>>

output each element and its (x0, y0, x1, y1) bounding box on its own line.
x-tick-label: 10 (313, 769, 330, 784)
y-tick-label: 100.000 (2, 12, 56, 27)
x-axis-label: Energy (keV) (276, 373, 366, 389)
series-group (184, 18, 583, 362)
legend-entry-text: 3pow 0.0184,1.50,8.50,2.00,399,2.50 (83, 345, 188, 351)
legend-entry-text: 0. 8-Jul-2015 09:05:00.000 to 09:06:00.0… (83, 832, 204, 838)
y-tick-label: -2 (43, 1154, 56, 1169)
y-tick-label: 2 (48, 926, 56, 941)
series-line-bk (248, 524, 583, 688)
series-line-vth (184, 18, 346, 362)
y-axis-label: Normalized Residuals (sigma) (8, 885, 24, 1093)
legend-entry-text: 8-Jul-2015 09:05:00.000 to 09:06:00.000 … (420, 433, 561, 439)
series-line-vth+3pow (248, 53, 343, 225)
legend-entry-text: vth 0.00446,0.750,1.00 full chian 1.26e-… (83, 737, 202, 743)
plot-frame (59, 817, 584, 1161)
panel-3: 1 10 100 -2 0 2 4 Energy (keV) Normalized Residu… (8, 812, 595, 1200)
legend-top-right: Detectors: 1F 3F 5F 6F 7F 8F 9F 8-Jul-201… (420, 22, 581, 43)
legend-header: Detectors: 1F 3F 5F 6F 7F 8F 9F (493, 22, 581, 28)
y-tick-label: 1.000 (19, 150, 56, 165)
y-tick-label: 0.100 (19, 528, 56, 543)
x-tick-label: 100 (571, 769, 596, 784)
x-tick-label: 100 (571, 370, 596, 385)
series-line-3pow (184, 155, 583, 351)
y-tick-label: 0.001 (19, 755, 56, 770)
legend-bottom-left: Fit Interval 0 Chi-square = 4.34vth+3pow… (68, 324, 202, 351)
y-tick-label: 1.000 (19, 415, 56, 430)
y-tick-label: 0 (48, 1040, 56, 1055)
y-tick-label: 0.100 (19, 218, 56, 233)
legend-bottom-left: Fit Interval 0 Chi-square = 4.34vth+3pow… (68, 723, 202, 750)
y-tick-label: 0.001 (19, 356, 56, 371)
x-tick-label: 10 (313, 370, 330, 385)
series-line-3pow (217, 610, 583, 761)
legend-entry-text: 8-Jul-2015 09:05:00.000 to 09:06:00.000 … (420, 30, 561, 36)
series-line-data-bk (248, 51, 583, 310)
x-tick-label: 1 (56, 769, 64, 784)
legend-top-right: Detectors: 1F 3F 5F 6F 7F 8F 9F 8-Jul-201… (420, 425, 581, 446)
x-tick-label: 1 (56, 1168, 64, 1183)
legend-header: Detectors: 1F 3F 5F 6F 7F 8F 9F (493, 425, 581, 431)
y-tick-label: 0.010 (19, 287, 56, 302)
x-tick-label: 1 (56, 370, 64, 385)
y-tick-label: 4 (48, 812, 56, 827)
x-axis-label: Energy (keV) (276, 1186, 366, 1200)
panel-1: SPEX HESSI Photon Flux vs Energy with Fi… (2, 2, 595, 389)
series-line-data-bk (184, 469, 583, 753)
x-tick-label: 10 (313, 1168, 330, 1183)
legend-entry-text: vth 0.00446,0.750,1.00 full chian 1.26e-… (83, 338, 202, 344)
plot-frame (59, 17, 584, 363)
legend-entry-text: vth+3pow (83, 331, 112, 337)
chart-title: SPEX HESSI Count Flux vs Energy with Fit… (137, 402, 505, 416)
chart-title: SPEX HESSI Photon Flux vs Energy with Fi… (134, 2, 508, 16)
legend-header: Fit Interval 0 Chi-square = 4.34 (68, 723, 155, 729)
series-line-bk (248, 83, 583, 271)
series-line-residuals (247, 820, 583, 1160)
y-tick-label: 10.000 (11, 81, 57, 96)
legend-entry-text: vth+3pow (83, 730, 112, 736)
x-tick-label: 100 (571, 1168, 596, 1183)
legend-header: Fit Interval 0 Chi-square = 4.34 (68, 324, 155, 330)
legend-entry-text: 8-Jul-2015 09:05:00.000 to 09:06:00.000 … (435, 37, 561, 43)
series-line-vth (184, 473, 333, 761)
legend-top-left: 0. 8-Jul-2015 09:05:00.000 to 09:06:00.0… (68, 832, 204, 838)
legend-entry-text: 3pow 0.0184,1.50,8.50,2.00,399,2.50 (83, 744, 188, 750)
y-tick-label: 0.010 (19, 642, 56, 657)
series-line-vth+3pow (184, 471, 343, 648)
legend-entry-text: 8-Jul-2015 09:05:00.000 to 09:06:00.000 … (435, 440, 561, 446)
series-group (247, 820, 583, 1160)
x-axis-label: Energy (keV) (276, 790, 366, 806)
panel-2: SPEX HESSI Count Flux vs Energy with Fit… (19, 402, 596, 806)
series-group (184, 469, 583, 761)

<<

**WHAT NEEDS TO BE DONE:** Reproduce every line of the records above verbatim, in the same order.

**RESPONSE TO THIS EXERCISE:**
output each element and its (x0, y0, x1, y1) bounding box on its own line.
x-tick-label: 10 (313, 769, 330, 784)
y-tick-label: 100.000 (2, 12, 56, 27)
x-axis-label: Energy (keV) (276, 373, 366, 389)
series-group (184, 18, 583, 362)
legend-entry-text: 3pow 0.0184,1.50,8.50,2.00,399,2.50 (83, 345, 188, 351)
legend-entry-text: 0. 8-Jul-2015 09:05:00.000 to 09:06:00.0… (83, 832, 204, 838)
y-tick-label: -2 (43, 1154, 56, 1169)
y-tick-label: 2 (48, 926, 56, 941)
series-line-bk (248, 524, 583, 688)
series-line-vth (184, 18, 346, 362)
y-axis-label: Normalized Residuals (sigma) (8, 885, 24, 1093)
legend-entry-text: 8-Jul-2015 09:05:00.000 to 09:06:00.000 … (420, 433, 561, 439)
series-line-vth+3pow (248, 53, 343, 225)
legend-entry-text: vth 0.00446,0.750,1.00 full chian 1.26e-… (83, 737, 202, 743)
plot-frame (59, 817, 584, 1161)
panel-3: 1 10 100 -2 0 2 4 Energy (keV) Normalized Residu… (8, 812, 595, 1200)
legend-top-right: Detectors: 1F 3F 5F 6F 7F 8F 9F 8-Jul-201… (420, 22, 581, 43)
legend-header: Detectors: 1F 3F 5F 6F 7F 8F 9F (493, 22, 581, 28)
y-tick-label: 1.000 (19, 150, 56, 165)
y-tick-label: 0.100 (19, 528, 56, 543)
x-tick-label: 100 (571, 769, 596, 784)
x-tick-label: 100 (571, 370, 596, 385)
series-line-3pow (184, 155, 583, 351)
y-tick-label: 0.001 (19, 755, 56, 770)
legend-bottom-left: Fit Interval 0 Chi-square = 4.34vth+3pow… (68, 324, 202, 351)
y-tick-label: 1.000 (19, 415, 56, 430)
y-tick-label: 0 (48, 1040, 56, 1055)
y-tick-label: 0.100 (19, 218, 56, 233)
legend-bottom-left: Fit Interval 0 Chi-square = 4.34vth+3pow… (68, 723, 202, 750)
y-tick-label: 0.001 (19, 356, 56, 371)
x-tick-label: 10 (313, 370, 330, 385)
series-line-3pow (217, 610, 583, 761)
legend-entry-text: 8-Jul-2015 09:05:00.000 to 09:06:00.000 … (420, 30, 561, 36)
series-line-data-bk (248, 51, 583, 310)
x-tick-label: 1 (56, 769, 64, 784)
legend-top-right: Detectors: 1F 3F 5F 6F 7F 8F 9F 8-Jul-201… (420, 425, 581, 446)
x-tick-label: 1 (56, 1168, 64, 1183)
legend-header: Detectors: 1F 3F 5F 6F 7F 8F 9F (493, 425, 581, 431)
y-tick-label: 0.010 (19, 287, 56, 302)
x-tick-label: 1 (56, 370, 64, 385)
y-tick-label: 4 (48, 812, 56, 827)
x-axis-label: Energy (keV) (276, 1186, 366, 1200)
panel-1: SPEX HESSI Photon Flux vs Energy with Fi… (2, 2, 595, 389)
series-line-data-bk (184, 469, 583, 753)
x-tick-label: 10 (313, 1168, 330, 1183)
legend-entry-text: vth 0.00446,0.750,1.00 full chian 1.26e-… (83, 338, 202, 344)
plot-frame (59, 17, 584, 363)
legend-entry-text: vth+3pow (83, 331, 112, 337)
chart-title: SPEX HESSI Count Flux vs Energy with Fit… (137, 402, 505, 416)
chart-title: SPEX HESSI Photon Flux vs Energy with Fi… (134, 2, 508, 16)
legend-header: Fit Interval 0 Chi-square = 4.34 (68, 723, 155, 729)
series-line-bk (248, 83, 583, 271)
series-line-residuals (247, 820, 583, 1160)
y-tick-label: 10.000 (11, 81, 57, 96)
legend-entry-text: vth+3pow (83, 730, 112, 736)
x-tick-label: 100 (571, 1168, 596, 1183)
legend-header: Fit Interval 0 Chi-square = 4.34 (68, 324, 155, 330)
legend-entry-text: 8-Jul-2015 09:05:00.000 to 09:06:00.000 … (435, 37, 561, 43)
series-line-vth (184, 473, 333, 761)
legend-top-left: 0. 8-Jul-2015 09:05:00.000 to 09:06:00.0… (68, 832, 204, 838)
legend-entry-text: 3pow 0.0184,1.50,8.50,2.00,399,2.50 (83, 744, 188, 750)
y-tick-label: 0.010 (19, 642, 56, 657)
series-line-vth+3pow (184, 471, 343, 648)
legend-entry-text: 8-Jul-2015 09:05:00.000 to 09:06:00.000 … (435, 440, 561, 446)
series-group (247, 820, 583, 1160)
x-axis-label: Energy (keV) (276, 790, 366, 806)
panel-2: SPEX HESSI Count Flux vs Energy with Fit… (19, 402, 596, 806)
series-group (184, 469, 583, 761)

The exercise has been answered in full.